Brief
Copy the entries below verbatim, from the line containing "copyright-icp-input[interactable] bbox=[1723, 572, 1900, 602]" through the line containing "drawer-footer: 保存配置 bbox=[1532, 871, 1912, 920]", with both of those lines included.
+===+
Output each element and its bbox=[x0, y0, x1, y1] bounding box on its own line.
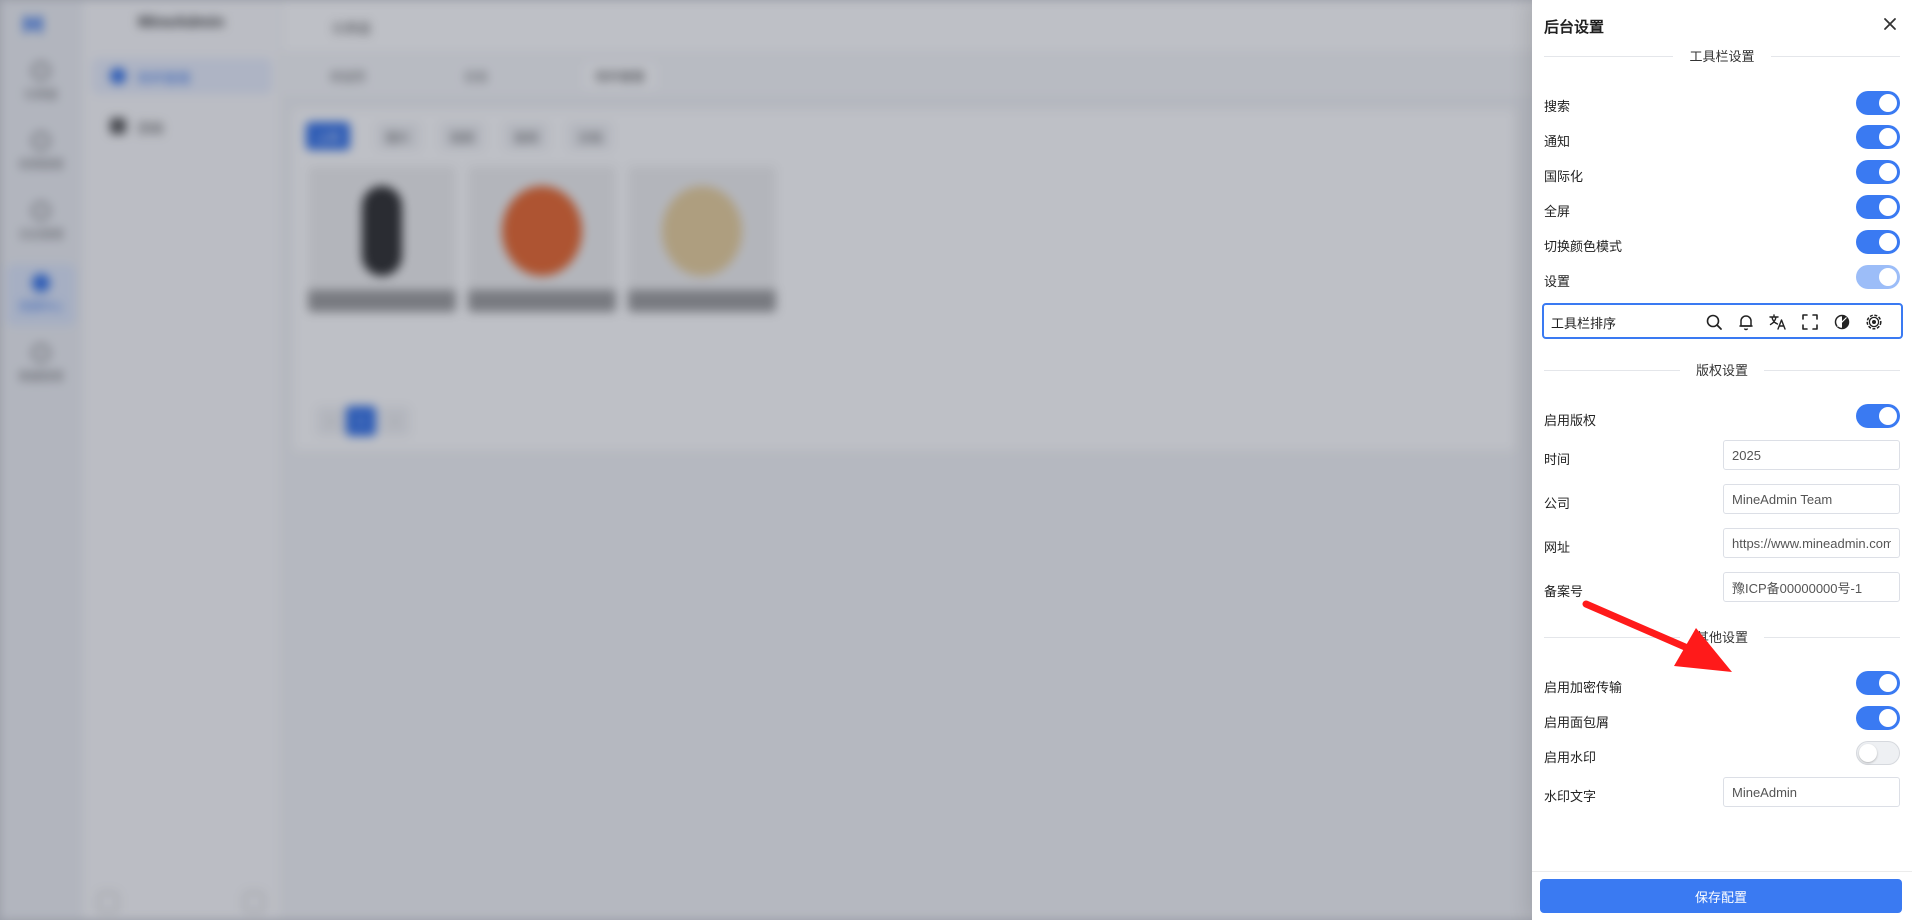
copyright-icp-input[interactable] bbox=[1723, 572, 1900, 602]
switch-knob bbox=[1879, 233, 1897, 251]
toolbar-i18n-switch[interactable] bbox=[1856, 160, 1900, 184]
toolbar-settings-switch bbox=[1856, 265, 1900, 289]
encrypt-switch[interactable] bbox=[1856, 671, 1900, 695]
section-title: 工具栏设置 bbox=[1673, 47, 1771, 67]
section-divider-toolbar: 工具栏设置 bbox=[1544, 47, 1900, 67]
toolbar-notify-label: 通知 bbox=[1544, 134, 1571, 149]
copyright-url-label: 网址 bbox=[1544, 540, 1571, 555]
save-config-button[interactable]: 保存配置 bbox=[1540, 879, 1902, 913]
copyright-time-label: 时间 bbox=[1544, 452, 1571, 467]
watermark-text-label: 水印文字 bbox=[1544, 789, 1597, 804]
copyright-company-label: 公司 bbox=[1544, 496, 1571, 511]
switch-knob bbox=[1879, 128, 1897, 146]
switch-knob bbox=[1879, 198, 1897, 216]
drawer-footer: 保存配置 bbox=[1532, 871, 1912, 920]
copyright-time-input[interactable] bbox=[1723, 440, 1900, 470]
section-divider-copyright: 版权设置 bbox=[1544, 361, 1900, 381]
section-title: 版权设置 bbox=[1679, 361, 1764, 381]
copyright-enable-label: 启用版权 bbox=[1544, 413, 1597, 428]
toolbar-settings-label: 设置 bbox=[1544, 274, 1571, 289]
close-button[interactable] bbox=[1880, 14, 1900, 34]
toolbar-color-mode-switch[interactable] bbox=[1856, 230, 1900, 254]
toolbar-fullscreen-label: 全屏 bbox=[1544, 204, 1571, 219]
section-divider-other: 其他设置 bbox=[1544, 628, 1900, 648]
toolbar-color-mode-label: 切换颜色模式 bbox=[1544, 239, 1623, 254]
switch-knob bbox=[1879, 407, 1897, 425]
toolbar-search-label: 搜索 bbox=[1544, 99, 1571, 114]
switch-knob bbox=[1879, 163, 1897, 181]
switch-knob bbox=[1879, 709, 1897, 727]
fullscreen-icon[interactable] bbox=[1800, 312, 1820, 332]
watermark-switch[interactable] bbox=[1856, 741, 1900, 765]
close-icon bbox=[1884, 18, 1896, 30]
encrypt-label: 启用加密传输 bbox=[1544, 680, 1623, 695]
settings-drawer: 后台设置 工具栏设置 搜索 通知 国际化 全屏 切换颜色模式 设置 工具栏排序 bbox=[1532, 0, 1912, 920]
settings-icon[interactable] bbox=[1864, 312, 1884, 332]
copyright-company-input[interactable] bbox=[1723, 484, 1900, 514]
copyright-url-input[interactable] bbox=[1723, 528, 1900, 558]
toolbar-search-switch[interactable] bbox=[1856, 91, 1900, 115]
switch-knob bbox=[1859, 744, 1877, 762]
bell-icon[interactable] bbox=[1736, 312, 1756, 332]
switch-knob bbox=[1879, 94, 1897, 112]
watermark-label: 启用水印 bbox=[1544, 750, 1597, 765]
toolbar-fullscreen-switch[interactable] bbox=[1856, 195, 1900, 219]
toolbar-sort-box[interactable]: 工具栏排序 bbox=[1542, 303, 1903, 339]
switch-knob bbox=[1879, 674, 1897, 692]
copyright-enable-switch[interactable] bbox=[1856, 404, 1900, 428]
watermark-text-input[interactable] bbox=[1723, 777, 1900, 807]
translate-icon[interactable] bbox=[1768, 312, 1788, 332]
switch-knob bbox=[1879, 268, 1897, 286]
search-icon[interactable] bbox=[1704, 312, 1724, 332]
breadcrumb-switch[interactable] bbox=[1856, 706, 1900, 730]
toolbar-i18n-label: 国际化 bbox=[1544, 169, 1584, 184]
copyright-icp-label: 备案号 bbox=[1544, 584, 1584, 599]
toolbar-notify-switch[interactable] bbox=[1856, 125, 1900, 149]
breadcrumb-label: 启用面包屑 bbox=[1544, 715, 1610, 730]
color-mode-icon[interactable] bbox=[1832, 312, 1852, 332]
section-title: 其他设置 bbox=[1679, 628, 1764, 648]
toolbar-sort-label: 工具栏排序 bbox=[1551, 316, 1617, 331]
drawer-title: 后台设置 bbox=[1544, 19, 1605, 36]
+===+
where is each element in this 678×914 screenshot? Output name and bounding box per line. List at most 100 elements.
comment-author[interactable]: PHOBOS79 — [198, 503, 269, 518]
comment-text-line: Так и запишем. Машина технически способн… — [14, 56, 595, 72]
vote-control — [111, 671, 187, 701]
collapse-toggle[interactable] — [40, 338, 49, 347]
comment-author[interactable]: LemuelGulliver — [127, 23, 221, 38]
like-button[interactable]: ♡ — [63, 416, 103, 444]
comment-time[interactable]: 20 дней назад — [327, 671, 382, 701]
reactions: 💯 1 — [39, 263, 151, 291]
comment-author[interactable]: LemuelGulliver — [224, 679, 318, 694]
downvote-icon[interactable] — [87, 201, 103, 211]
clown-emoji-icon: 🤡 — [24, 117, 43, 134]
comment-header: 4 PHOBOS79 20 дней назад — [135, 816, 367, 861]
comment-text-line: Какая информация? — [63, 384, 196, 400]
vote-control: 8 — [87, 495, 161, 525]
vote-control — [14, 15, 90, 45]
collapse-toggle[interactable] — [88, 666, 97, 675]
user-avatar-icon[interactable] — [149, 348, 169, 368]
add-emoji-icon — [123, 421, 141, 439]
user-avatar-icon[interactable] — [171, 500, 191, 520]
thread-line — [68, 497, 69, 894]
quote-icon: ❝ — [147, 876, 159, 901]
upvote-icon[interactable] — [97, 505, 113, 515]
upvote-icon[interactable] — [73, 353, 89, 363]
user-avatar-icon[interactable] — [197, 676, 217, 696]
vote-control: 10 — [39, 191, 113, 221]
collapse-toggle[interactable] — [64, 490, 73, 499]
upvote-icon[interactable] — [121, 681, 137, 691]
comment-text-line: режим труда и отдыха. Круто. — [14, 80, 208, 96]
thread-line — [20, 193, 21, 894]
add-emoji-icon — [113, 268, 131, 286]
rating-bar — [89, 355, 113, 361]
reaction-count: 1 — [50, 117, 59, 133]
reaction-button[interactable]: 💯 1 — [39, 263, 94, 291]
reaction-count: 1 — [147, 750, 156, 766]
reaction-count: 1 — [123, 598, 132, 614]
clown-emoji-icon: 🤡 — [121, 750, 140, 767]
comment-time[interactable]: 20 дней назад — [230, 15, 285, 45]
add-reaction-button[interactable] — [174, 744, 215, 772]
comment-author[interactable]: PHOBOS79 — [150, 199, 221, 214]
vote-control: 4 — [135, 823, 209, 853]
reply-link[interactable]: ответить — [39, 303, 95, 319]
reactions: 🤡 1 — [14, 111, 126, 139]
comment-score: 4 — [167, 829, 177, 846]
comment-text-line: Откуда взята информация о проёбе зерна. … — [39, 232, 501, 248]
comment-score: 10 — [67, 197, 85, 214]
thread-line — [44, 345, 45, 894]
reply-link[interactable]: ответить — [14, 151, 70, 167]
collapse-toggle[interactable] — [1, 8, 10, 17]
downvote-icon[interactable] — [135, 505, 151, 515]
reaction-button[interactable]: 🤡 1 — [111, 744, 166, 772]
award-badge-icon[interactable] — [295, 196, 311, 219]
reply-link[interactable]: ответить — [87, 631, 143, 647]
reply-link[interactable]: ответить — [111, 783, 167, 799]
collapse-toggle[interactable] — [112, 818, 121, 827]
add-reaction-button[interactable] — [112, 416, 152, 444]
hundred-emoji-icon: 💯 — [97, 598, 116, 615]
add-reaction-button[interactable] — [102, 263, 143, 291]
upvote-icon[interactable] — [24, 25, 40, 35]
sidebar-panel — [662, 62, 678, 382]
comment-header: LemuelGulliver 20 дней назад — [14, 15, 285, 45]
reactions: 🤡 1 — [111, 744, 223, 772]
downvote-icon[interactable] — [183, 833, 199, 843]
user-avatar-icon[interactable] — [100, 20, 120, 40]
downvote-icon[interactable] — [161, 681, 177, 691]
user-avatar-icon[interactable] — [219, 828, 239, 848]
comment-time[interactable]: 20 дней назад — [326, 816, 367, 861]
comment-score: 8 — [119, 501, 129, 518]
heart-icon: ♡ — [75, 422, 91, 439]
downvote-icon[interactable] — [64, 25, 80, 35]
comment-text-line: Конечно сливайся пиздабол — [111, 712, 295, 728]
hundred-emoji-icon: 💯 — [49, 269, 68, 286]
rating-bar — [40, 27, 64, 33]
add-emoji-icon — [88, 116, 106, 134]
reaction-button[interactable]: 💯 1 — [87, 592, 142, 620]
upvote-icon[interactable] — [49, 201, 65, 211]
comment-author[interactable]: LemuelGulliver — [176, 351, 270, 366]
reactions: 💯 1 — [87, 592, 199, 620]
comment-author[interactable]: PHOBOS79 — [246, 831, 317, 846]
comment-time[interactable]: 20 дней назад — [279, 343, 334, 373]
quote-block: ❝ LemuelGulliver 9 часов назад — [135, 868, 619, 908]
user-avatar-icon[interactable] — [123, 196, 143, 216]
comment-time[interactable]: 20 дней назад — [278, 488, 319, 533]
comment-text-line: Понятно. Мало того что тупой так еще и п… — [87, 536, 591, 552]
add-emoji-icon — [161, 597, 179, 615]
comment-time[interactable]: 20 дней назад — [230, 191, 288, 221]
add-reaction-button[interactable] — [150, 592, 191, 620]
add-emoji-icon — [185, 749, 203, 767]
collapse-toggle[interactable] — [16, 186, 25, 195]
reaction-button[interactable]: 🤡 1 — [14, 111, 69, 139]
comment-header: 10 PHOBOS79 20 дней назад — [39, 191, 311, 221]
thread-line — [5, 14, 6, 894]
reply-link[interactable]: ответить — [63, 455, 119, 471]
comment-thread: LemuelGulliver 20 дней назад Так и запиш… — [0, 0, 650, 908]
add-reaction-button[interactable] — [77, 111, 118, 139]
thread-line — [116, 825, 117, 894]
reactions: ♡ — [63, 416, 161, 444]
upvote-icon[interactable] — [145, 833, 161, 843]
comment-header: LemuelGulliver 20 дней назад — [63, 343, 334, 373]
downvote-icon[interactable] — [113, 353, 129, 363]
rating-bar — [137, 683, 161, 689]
+===+
Solution for this task
copyright-icp-input[interactable] bbox=[1723, 572, 1900, 602]
switch-knob bbox=[1879, 233, 1897, 251]
toolbar-i18n-switch[interactable] bbox=[1856, 160, 1900, 184]
toolbar-settings-switch bbox=[1856, 265, 1900, 289]
encrypt-switch[interactable] bbox=[1856, 671, 1900, 695]
section-title: 工具栏设置 bbox=[1673, 47, 1771, 67]
section-divider-toolbar: 工具栏设置 bbox=[1544, 47, 1900, 67]
toolbar-notify-label: 通知 bbox=[1544, 134, 1571, 149]
copyright-url-label: 网址 bbox=[1544, 540, 1571, 555]
save-config-button[interactable]: 保存配置 bbox=[1540, 879, 1902, 913]
copyright-time-label: 时间 bbox=[1544, 452, 1571, 467]
watermark-text-label: 水印文字 bbox=[1544, 789, 1597, 804]
copyright-company-label: 公司 bbox=[1544, 496, 1571, 511]
switch-knob bbox=[1879, 128, 1897, 146]
switch-knob bbox=[1879, 198, 1897, 216]
drawer-footer: 保存配置 bbox=[1532, 871, 1912, 920]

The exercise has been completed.